## WHAT NEEDS TO BE DONE
Restate all of the data exactly.

::: DATA FOR PROCESSING

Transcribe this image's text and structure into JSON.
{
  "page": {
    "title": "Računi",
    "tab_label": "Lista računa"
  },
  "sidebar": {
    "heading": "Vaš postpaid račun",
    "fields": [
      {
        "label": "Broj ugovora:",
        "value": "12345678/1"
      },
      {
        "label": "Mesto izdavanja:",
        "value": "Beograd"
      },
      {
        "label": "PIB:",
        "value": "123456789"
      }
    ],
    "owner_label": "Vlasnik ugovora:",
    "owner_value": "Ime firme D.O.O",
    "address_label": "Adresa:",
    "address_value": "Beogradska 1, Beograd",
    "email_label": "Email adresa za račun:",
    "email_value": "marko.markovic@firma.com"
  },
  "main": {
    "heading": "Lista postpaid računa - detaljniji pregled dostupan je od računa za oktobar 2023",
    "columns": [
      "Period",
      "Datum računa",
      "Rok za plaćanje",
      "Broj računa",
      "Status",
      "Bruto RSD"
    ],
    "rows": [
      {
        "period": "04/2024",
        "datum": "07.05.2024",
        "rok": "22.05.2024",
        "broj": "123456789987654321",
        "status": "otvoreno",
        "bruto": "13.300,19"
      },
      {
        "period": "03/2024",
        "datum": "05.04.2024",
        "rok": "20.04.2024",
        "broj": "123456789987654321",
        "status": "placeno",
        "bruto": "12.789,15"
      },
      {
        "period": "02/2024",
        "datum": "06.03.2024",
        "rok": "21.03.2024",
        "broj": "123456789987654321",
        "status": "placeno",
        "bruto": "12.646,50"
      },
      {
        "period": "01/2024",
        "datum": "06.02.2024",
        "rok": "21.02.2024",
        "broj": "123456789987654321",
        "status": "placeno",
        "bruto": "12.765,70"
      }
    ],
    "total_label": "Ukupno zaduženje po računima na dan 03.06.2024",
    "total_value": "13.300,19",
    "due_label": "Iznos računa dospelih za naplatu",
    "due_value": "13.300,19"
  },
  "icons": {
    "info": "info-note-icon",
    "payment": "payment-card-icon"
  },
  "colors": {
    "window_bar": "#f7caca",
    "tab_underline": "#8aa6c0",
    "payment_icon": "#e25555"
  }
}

::::::

## SOLUTION
Transcribe this image's text and structure into JSON.
{
  "page": {
    "title": "Računi",
    "tab_label": "Lista računa"
  },
  "sidebar": {
    "heading": "Vaš postpaid račun",
    "fields": [
      {
        "label": "Broj ugovora:",
        "value": "12345678/1"
      },
      {
        "label": "Mesto izdavanja:",
        "value": "Beograd"
      },
      {
        "label": "PIB:",
        "value": "123456789"
      }
    ],
    "owner_label": "Vlasnik ugovora:",
    "owner_value": "Ime firme D.O.O",
    "address_label": "Adresa:",
    "address_value": "Beogradska 1, Beograd",
    "email_label": "Email adresa za račun:",
    "email_value": "marko.markovic@firma.com"
  },
  "main": {
    "heading": "Lista postpaid računa - detaljniji pregled dostupan je od računa za oktobar 2023",
    "columns": [
      "Period",
      "Datum računa",
      "Rok za plaćanje",
      "Broj računa",
      "Status",
      "Bruto RSD"
    ],
    "rows": [
      {
        "period": "04/2024",
        "datum": "07.05.2024",
        "rok": "22.05.2024",
        "broj": "123456789987654321",
        "status": "otvoreno",
        "bruto": "13.300,19"
      },
      {
        "period": "03/2024",
        "datum": "05.04.2024",
        "rok": "20.04.2024",
        "broj": "123456789987654321",
        "status": "placeno",
        "bruto": "12.789,15"
      },
      {
        "period": "02/2024",
        "datum": "06.03.2024",
        "rok": "21.03.2024",
        "broj": "123456789987654321",
        "status": "placeno",
        "bruto": "12.646,50"
      },
      {
        "period": "01/2024",
        "datum": "06.02.2024",
        "rok": "21.02.2024",
        "broj": "123456789987654321",
        "status": "placeno",
        "bruto": "12.765,70"
      }
    ],
    "total_label": "Ukupno zaduženje po računima na dan 03.06.2024",
    "total_value": "13.300,19",
    "due_label": "Iznos računa dospelih za naplatu",
    "due_value": "13.300,19"
  },
  "icons": {
    "info": "info-note-icon",
    "payment": "payment-card-icon"
  },
  "colors": {
    "window_bar": "#f7caca",
    "tab_underline": "#8aa6c0",
    "payment_icon": "#e25555"
  }
}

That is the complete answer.